= Goal of the exercise =
Filter the records below and copy every line containing the word "JSON".
─── The records ───
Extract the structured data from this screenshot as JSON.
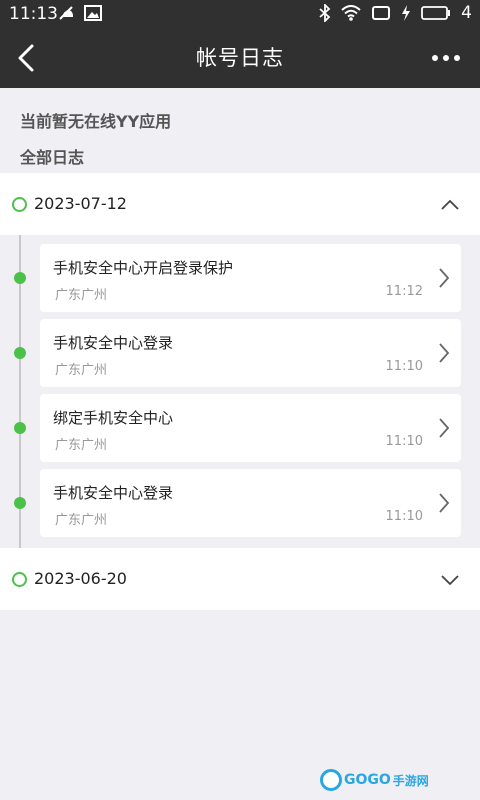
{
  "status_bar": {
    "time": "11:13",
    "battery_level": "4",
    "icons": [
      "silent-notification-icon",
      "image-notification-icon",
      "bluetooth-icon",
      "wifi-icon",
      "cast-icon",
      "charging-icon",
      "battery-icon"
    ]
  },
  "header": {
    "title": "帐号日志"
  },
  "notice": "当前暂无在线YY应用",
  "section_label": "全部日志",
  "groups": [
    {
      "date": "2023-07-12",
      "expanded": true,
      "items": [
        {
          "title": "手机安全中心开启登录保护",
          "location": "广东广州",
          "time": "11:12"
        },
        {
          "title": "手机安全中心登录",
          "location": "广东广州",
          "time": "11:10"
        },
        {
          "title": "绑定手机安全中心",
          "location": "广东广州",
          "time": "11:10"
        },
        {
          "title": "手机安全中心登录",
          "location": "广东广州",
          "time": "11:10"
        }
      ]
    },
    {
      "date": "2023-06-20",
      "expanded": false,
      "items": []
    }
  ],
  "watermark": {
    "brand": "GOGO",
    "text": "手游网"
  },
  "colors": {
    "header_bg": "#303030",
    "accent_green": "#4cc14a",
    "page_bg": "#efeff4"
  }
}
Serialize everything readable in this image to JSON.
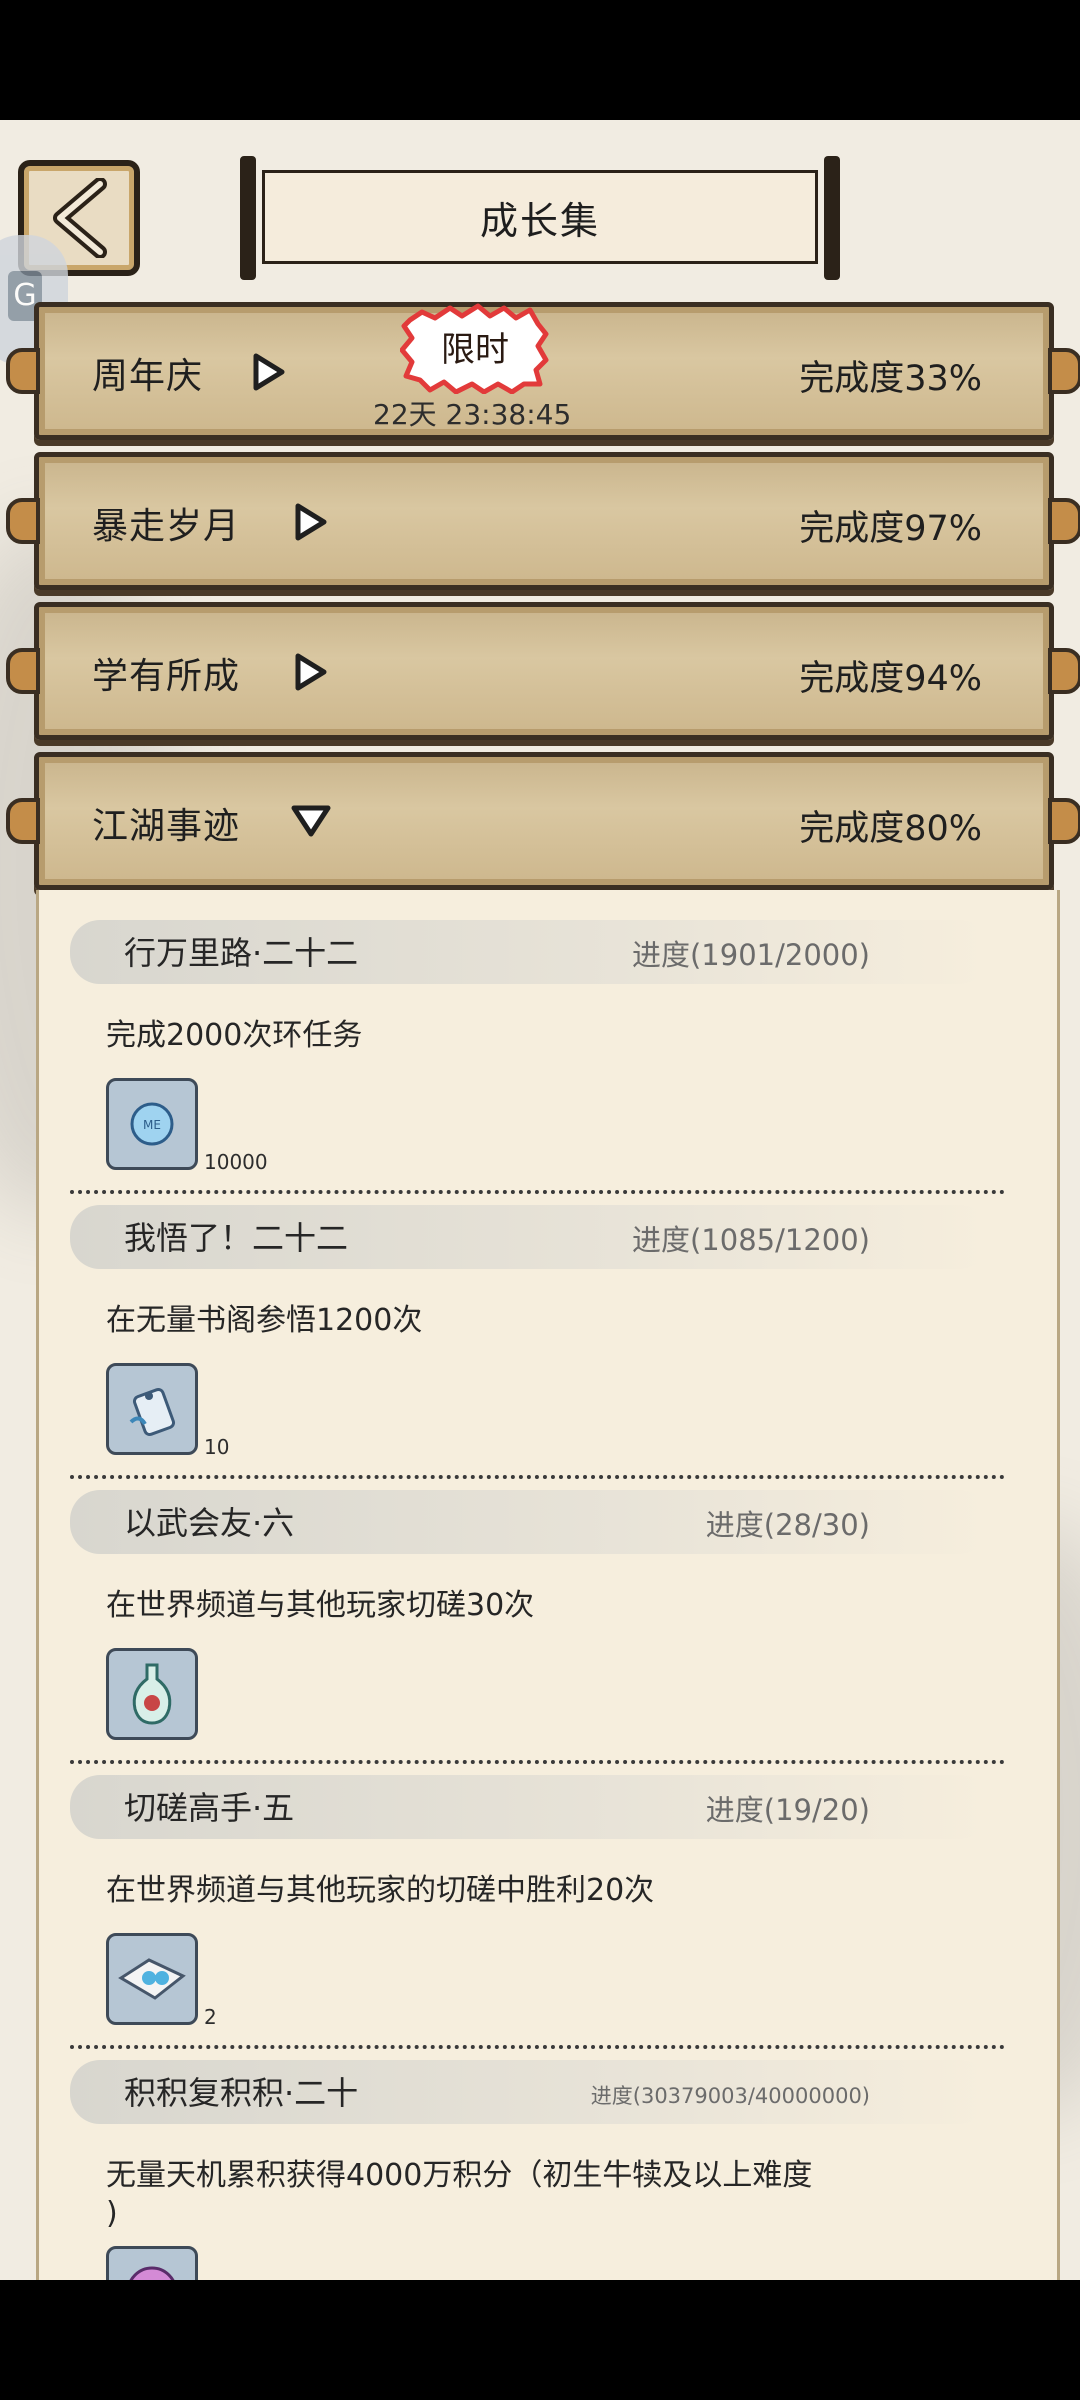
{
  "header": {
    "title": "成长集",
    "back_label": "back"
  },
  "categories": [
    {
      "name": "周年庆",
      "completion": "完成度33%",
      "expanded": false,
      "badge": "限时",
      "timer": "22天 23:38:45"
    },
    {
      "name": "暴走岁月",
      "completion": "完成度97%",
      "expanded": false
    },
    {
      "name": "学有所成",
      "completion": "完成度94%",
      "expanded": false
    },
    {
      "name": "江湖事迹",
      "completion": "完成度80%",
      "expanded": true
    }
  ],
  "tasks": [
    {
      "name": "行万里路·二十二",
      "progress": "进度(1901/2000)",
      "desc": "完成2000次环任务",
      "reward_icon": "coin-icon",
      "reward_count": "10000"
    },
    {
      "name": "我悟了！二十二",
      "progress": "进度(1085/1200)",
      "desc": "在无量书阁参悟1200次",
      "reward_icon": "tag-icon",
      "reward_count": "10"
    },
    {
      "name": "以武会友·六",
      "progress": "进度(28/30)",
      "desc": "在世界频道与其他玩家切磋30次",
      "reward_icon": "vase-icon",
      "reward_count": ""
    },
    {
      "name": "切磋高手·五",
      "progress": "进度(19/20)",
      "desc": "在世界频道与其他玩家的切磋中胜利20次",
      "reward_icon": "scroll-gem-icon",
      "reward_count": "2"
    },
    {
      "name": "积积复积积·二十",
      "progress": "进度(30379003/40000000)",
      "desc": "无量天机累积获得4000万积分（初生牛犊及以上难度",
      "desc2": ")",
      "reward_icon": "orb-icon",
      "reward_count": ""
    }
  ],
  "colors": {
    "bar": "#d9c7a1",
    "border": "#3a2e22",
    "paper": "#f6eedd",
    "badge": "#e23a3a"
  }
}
───
─── The records ───
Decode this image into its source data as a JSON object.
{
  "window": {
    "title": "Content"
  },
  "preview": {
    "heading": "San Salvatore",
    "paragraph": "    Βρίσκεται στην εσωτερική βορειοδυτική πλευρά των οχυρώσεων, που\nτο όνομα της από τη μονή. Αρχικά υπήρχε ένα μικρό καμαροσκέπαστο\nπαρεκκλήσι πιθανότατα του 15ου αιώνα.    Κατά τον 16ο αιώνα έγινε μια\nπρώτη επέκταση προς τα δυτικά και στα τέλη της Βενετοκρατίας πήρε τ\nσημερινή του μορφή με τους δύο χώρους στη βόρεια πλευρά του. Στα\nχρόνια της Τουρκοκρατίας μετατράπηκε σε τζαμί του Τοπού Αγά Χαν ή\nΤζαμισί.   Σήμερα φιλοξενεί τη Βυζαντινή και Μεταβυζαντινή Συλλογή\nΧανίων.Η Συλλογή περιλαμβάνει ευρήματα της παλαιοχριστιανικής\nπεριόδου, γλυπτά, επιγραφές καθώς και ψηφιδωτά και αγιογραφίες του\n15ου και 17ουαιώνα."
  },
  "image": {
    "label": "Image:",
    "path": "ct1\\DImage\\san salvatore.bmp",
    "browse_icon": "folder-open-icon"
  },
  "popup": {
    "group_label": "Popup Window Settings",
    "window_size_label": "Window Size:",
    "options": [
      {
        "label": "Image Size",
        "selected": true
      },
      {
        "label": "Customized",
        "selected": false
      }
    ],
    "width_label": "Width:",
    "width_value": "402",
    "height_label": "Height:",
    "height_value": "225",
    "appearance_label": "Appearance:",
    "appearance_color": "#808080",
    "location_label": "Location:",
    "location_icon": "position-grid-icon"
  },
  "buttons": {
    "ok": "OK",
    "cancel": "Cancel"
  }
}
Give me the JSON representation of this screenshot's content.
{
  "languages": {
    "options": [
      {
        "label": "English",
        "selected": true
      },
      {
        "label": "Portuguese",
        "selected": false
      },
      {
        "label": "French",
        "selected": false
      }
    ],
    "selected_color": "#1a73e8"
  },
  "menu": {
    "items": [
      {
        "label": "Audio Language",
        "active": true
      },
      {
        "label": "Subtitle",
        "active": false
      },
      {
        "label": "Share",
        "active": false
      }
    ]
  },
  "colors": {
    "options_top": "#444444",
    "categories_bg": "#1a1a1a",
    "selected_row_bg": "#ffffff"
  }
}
───
= Solution =
Extract the structured data from this screenshot as JSON.
Serialize everything readable in this image to JSON.
Decode this image into its source data as a JSON object.
Give me the JSON representation of this screenshot's content.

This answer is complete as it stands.